Goal of the exercise: Return every line of the data below that includes the string "Bratachari".
....
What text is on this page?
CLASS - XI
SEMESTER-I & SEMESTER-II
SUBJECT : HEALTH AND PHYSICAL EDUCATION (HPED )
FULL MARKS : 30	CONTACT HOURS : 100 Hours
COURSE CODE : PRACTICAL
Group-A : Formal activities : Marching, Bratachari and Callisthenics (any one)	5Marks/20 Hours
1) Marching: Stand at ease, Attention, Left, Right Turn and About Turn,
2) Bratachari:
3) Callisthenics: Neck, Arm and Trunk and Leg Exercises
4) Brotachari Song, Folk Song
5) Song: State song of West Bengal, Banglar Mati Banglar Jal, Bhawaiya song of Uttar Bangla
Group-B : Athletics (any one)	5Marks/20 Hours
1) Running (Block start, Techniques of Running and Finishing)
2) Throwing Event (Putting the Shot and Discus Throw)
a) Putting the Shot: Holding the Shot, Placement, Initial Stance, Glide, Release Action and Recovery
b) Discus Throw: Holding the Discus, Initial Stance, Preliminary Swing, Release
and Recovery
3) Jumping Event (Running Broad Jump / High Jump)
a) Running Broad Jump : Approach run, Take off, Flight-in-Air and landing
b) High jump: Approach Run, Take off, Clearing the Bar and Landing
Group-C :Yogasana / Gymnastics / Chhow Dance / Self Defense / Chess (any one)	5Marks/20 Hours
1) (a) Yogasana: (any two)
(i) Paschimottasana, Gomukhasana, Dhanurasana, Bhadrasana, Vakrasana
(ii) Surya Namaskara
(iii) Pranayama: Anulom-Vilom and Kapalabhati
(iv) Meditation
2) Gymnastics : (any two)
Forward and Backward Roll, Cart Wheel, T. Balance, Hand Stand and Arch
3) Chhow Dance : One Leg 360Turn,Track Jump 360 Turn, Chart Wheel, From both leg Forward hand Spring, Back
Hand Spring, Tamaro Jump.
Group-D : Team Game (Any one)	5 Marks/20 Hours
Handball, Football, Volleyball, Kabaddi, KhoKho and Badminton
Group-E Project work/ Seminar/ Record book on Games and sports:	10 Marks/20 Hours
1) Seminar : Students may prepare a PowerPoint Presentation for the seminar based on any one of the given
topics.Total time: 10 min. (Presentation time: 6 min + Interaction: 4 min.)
....
Solution for this problem:
Group-A : Formal activities : Marching, Bratachari and Callisthenics (any one)	5Marks/20 Hours
2) Bratachari:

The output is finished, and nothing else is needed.